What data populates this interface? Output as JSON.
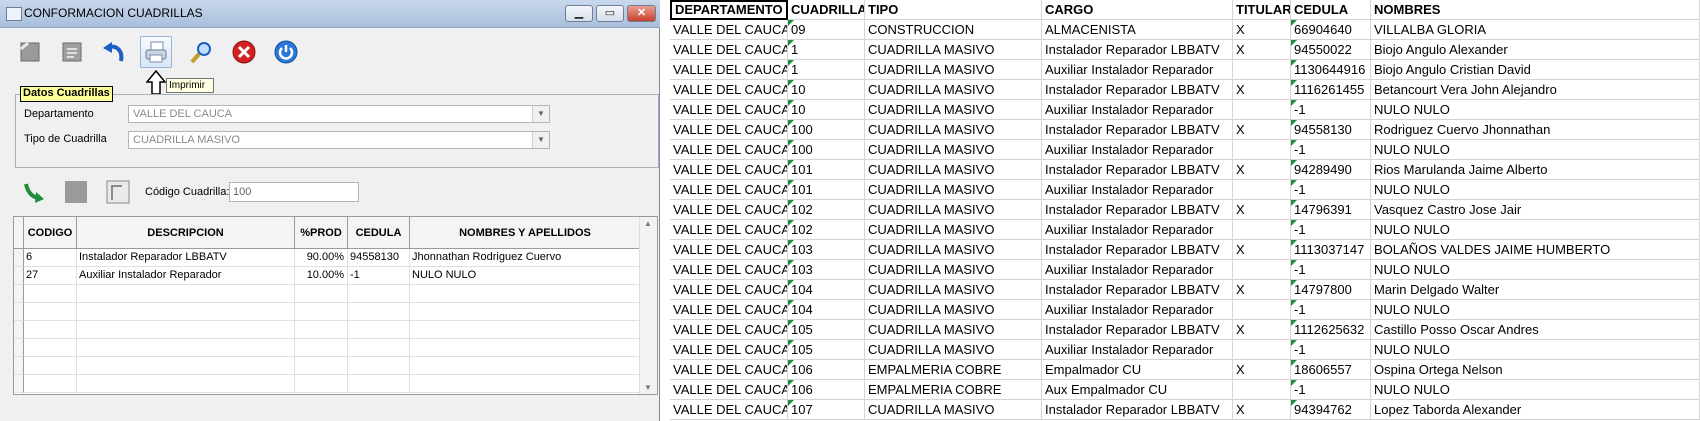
{
  "window": {
    "title": "CONFORMACION CUADRILLAS",
    "tooltip": "Imprimir",
    "group_title": "Datos Cuadrillas",
    "departamento_label": "Departamento",
    "departamento_value": "VALLE DEL CAUCA",
    "tipo_label": "Tipo de Cuadrilla",
    "tipo_value": "CUADRILLA MASIVO",
    "codigo_label": "Código Cuadrilla:",
    "codigo_value": "100"
  },
  "toolbar_icons": [
    "new-doc-icon",
    "edit-doc-icon",
    "undo-icon",
    "print-icon",
    "search-icon",
    "delete-icon",
    "power-icon"
  ],
  "grid": {
    "headers": [
      "CODIGO",
      "DESCRIPCION",
      "%PROD",
      "CEDULA",
      "NOMBRES Y APELLIDOS"
    ],
    "rows": [
      [
        "6",
        "Instalador Reparador LBBATV",
        "90.00%",
        "94558130",
        "Jhonnathan Rodriguez Cuervo"
      ],
      [
        "27",
        "Auxiliar Instalador Reparador",
        "10.00%",
        "-1",
        "NULO NULO"
      ]
    ]
  },
  "sheet": {
    "headers": [
      "DEPARTAMENTO",
      "CUADRILLA",
      "TIPO",
      "CARGO",
      "TITULAR",
      "CEDULA",
      "NOMBRES"
    ],
    "rows": [
      [
        "VALLE DEL CAUCA",
        "09",
        "CONSTRUCCION",
        "ALMACENISTA",
        "X",
        "66904640",
        "VILLALBA GLORIA"
      ],
      [
        "VALLE DEL CAUCA",
        "1",
        "CUADRILLA MASIVO",
        "Instalador Reparador LBBATV",
        "X",
        "94550022",
        "Biojo Angulo Alexander"
      ],
      [
        "VALLE DEL CAUCA",
        "1",
        "CUADRILLA MASIVO",
        "Auxiliar Instalador Reparador",
        "",
        "1130644916",
        "Biojo Angulo Cristian David"
      ],
      [
        "VALLE DEL CAUCA",
        "10",
        "CUADRILLA MASIVO",
        "Instalador Reparador LBBATV",
        "X",
        "1116261455",
        "Betancourt Vera John Alejandro"
      ],
      [
        "VALLE DEL CAUCA",
        "10",
        "CUADRILLA MASIVO",
        "Auxiliar Instalador Reparador",
        "",
        "-1",
        "NULO NULO"
      ],
      [
        "VALLE DEL CAUCA",
        "100",
        "CUADRILLA MASIVO",
        "Instalador Reparador LBBATV",
        "X",
        "94558130",
        "Rodriguez Cuervo Jhonnathan"
      ],
      [
        "VALLE DEL CAUCA",
        "100",
        "CUADRILLA MASIVO",
        "Auxiliar Instalador Reparador",
        "",
        "-1",
        "NULO NULO"
      ],
      [
        "VALLE DEL CAUCA",
        "101",
        "CUADRILLA MASIVO",
        "Instalador Reparador LBBATV",
        "X",
        "94289490",
        "Rios Marulanda Jaime Alberto"
      ],
      [
        "VALLE DEL CAUCA",
        "101",
        "CUADRILLA MASIVO",
        "Auxiliar Instalador Reparador",
        "",
        "-1",
        "NULO NULO"
      ],
      [
        "VALLE DEL CAUCA",
        "102",
        "CUADRILLA MASIVO",
        "Instalador Reparador LBBATV",
        "X",
        "14796391",
        "Vasquez Castro Jose Jair"
      ],
      [
        "VALLE DEL CAUCA",
        "102",
        "CUADRILLA MASIVO",
        "Auxiliar Instalador Reparador",
        "",
        "-1",
        "NULO NULO"
      ],
      [
        "VALLE DEL CAUCA",
        "103",
        "CUADRILLA MASIVO",
        "Instalador Reparador LBBATV",
        "X",
        "1113037147",
        "BOLAÑOS VALDES JAIME HUMBERTO"
      ],
      [
        "VALLE DEL CAUCA",
        "103",
        "CUADRILLA MASIVO",
        "Auxiliar Instalador Reparador",
        "",
        "-1",
        "NULO NULO"
      ],
      [
        "VALLE DEL CAUCA",
        "104",
        "CUADRILLA MASIVO",
        "Instalador Reparador LBBATV",
        "X",
        "14797800",
        "Marin Delgado Walter"
      ],
      [
        "VALLE DEL CAUCA",
        "104",
        "CUADRILLA MASIVO",
        "Auxiliar Instalador Reparador",
        "",
        "-1",
        "NULO NULO"
      ],
      [
        "VALLE DEL CAUCA",
        "105",
        "CUADRILLA MASIVO",
        "Instalador Reparador LBBATV",
        "X",
        "1112625632",
        "Castillo Posso Oscar Andres"
      ],
      [
        "VALLE DEL CAUCA",
        "105",
        "CUADRILLA MASIVO",
        "Auxiliar Instalador Reparador",
        "",
        "-1",
        "NULO NULO"
      ],
      [
        "VALLE DEL CAUCA",
        "106",
        "EMPALMERIA COBRE",
        "Empalmador CU",
        "X",
        "18606557",
        "Ospina Ortega Nelson"
      ],
      [
        "VALLE DEL CAUCA",
        "106",
        "EMPALMERIA COBRE",
        "Aux Empalmador CU",
        "",
        "-1",
        "NULO NULO"
      ],
      [
        "VALLE DEL CAUCA",
        "107",
        "CUADRILLA MASIVO",
        "Instalador Reparador LBBATV",
        "X",
        "94394762",
        "Lopez Taborda Alexander"
      ]
    ]
  },
  "colors": {
    "accent": "#1e5fc4",
    "delete": "#d32020",
    "indicator": "#1e8c3a"
  }
}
+-------+
In the listing, find all lines with the string "Rodriguez" and copy them.

[Solution for this exercise]:
        "Jhonnathan Rodriguez Cuervo"
        "Rodriguez Cuervo Jhonnathan"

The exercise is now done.